[start]

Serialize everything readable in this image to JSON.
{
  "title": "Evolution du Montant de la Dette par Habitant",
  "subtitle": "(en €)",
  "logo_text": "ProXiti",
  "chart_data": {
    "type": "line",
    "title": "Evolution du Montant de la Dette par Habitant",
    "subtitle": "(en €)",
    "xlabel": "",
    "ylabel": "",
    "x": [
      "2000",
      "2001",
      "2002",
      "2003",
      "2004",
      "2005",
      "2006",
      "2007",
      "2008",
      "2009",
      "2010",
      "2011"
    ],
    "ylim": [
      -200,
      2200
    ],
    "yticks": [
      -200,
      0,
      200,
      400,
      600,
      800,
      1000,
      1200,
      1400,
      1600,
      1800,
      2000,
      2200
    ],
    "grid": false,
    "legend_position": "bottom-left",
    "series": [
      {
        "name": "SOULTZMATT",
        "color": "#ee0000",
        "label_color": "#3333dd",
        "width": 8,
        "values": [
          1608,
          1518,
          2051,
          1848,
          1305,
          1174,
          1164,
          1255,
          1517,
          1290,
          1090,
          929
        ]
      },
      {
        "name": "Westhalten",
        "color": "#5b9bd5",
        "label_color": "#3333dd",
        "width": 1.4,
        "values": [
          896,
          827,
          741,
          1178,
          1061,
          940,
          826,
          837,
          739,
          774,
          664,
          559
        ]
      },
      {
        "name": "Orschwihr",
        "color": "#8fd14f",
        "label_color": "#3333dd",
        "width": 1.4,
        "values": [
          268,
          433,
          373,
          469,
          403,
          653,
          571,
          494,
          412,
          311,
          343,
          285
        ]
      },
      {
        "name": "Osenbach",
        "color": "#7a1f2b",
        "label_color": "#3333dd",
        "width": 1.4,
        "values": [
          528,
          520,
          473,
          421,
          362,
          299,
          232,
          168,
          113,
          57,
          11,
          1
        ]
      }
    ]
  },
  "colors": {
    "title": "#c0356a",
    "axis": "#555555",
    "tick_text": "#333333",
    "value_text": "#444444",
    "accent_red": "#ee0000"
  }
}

[end]

## Task brief
Extract every line containing the string "Dette" from the material.

## Task output
  "title": "Evolution du Montant de la Dette par Habitant",
    "title": "Evolution du Montant de la Dette par Habitant",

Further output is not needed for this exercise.